> **STATED PROBLEM**:
Only the lines holding the string "name" are needed. Copy each one.

##############################

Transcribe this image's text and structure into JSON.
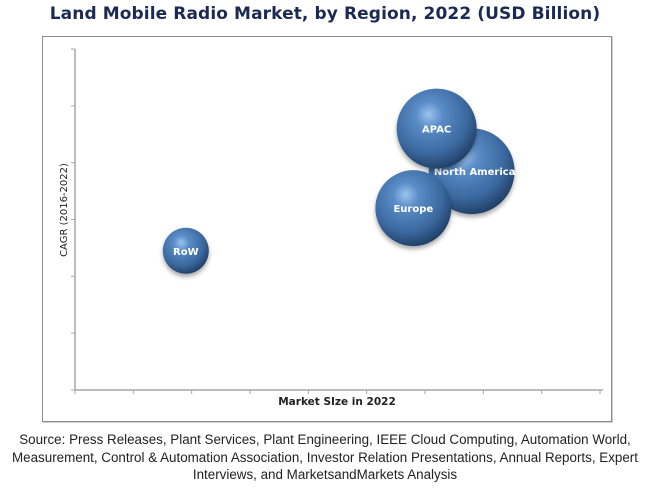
{
  "chart_data": {
    "type": "scatter",
    "subtype": "bubble",
    "title": "Land Mobile Radio Market, by Region, 2022 (USD Billion)",
    "xlabel": "Market SIze in 2022",
    "ylabel": "CAGR (2016-2022)",
    "xlim": [
      0,
      9
    ],
    "ylim": [
      0,
      6
    ],
    "x_ticks": [
      0,
      1,
      2,
      3,
      4,
      5,
      6,
      7,
      8,
      9
    ],
    "y_ticks": [
      0,
      1,
      2,
      3,
      4,
      5,
      6
    ],
    "tick_labels_shown": false,
    "grid": false,
    "legend": "none",
    "bubble_color": "#3f6fa6",
    "series": [
      {
        "name": "APAC",
        "x": 6.2,
        "y": 4.6,
        "size": 1.0
      },
      {
        "name": "North America",
        "x": 6.8,
        "y": 3.85,
        "size": 1.15
      },
      {
        "name": "Europe",
        "x": 5.8,
        "y": 3.2,
        "size": 0.9
      },
      {
        "name": "RoW",
        "x": 1.9,
        "y": 2.45,
        "size": 0.33
      }
    ]
  },
  "source_text": "Source: Press Releases, Plant Services, Plant Engineering, IEEE Cloud Computing, Automation World, Measurement, Control & Automation Association, Investor Relation Presentations, Annual Reports, Expert Interviews, and MarketsandMarkets Analysis"
}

##############################

> **ANSWER TO THIS EXERCISE**:
        "name": "APAC",
        "name": "North America",
        "name": "Europe",
        "name": "RoW",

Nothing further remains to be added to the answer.